TASK OBJECTIVE –
Gather every line below where "LUKMANINGRUM" appears.

RECORDS FOR THIS EXERCISE –
--------------------------------------------------
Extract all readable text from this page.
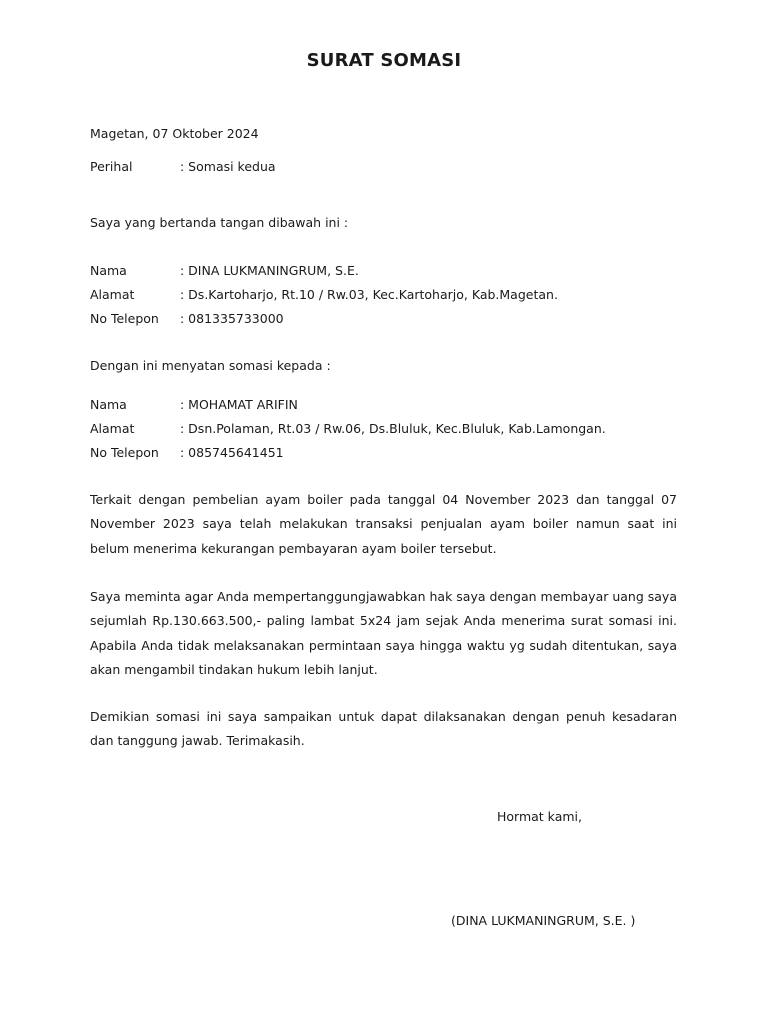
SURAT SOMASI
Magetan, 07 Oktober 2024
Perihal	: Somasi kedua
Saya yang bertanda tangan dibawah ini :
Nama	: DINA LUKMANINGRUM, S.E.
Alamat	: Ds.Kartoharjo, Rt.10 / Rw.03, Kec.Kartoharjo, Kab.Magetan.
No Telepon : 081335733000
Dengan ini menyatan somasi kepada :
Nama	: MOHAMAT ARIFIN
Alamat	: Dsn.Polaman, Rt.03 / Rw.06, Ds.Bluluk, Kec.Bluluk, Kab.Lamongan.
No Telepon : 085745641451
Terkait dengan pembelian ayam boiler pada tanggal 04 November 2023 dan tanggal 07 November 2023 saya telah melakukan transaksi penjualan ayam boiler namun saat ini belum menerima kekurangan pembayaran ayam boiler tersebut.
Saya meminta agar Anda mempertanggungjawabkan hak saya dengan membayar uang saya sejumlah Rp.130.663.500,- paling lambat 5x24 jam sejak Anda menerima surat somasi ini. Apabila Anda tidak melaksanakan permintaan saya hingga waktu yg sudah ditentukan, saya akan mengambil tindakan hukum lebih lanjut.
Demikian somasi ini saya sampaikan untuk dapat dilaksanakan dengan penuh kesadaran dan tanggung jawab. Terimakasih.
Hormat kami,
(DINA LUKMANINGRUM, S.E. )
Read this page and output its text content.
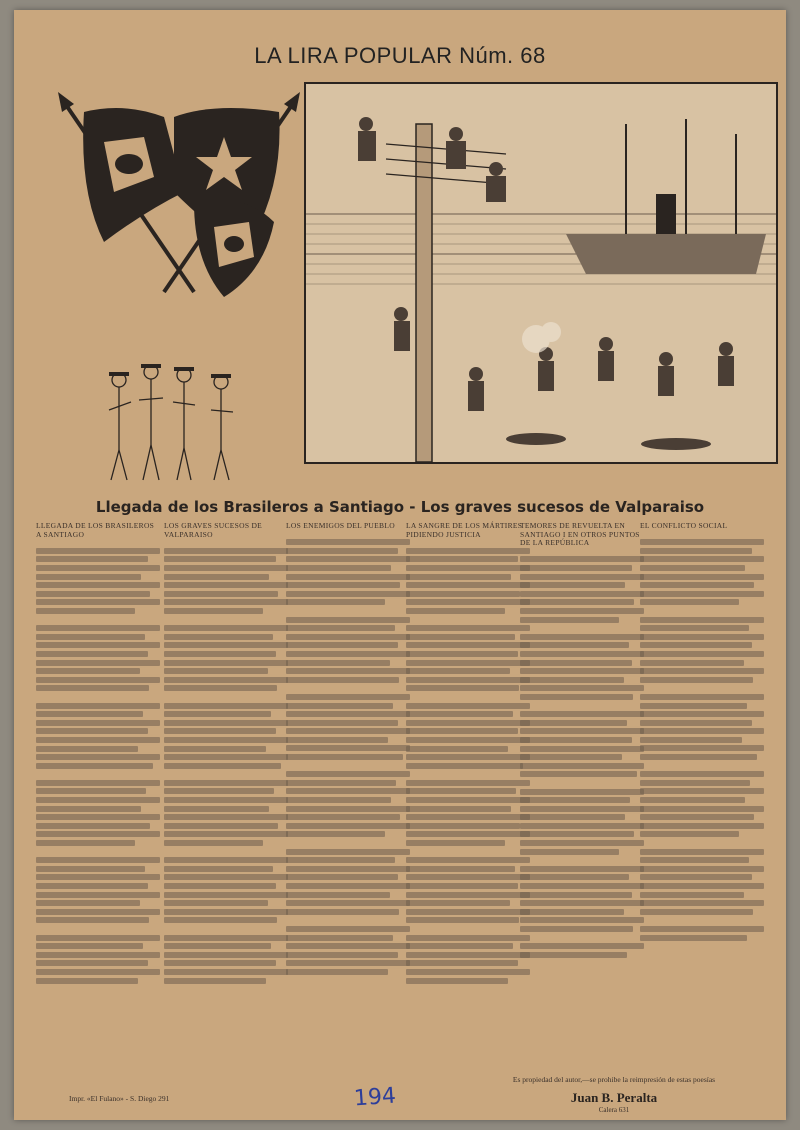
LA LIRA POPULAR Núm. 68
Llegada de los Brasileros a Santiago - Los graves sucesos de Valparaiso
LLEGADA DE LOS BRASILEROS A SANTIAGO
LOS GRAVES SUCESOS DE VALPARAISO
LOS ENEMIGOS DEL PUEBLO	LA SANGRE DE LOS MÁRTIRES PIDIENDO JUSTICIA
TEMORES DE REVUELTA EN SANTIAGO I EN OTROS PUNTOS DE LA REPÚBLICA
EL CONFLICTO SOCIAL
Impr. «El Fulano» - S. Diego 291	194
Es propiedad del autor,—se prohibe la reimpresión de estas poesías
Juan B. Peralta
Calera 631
--------------------------------------------------
RESPONSE BELOW –
Nama	: DINA LUKMANINGRUM, S.E.
(DINA LUKMANINGRUM, S.E. )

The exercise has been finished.